__Explore the material__.
1. Name every question the resource list gives as an example of the gender and societal topics in the KAPS studies.
2. According to the resource list, which years does the Women in Development Series cover?

__Source document__.
+===+


  • KAPS: Family Planning Studies (Knowledge, Attitudes, and Practices studies)
    In the 1960s and 70s, the Knowledge, Attitudes, and Practices studies surveyed women and men across the world about family planning, birth control, pregnancy, and sex. The majority of the samples are of women under the age of 50, married women, and women living in cities and metropolitan areas. The featured countries are Mexico, the United States, Israel, the Philippines, France, Brazil, Ecuador, Guatemala, Costa Rica, Argentina, Colombia, Panama, Venezuela, and Peru. What is the ideal family size? What is the impact of the population growth rate, will it cause societal problems? What methods of birth control are used the most frequently? Is it even acceptable to use birth control at all? What are the reasons people have children? Personal questions about fertility, conception, sterility, abortion, and unwanted pregnancies are also addressed. In addition to family planning, the KAPS studies also feature gender and societal topics. What kind of education would you want for your daughter? What are the appropriate roles for women? How often does your husband help with housework? Should married women work outside the home?

  • UNICEF: Monitoring the Situation of Children and Women
    Contains the full range of statistical information made available by UNICEF. Includes the official global statistical databases published in The State of the World's Children. Indicators on child survival and health, child nutrition, maternal health, water and sanitation, education, child protection, HIV/AIDS, immunization, and Millennium Development Goals.

  • Women in Development Series (1979-1980, 1983)

+===+

__Records shown__.
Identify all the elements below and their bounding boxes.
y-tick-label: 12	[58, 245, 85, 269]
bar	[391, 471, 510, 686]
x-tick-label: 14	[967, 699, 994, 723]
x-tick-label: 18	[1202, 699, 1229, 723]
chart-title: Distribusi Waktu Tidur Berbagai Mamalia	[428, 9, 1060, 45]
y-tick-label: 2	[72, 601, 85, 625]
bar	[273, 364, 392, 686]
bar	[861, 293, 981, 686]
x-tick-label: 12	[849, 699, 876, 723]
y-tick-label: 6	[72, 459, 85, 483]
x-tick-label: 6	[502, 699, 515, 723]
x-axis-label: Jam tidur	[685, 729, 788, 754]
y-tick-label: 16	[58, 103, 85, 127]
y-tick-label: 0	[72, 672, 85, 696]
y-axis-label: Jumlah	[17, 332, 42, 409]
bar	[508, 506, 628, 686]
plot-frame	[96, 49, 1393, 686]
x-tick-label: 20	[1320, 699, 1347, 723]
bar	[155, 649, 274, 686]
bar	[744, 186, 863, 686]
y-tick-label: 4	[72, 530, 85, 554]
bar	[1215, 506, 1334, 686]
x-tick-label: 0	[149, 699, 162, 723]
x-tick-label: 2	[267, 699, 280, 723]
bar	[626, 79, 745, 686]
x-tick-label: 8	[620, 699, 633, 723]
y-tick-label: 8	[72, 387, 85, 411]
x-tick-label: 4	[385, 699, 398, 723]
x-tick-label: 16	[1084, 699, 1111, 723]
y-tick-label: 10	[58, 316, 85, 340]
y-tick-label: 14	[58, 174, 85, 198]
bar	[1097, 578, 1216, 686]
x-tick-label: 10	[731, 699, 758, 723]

+===+

__Solutions to the tasks__.
1.
- What kind of education would you want for your daughter?
- What are the appropriate roles for women?
- How often does your husband help with housework?
- Should married women work outside the home?

2. 1979–1980 and 1983.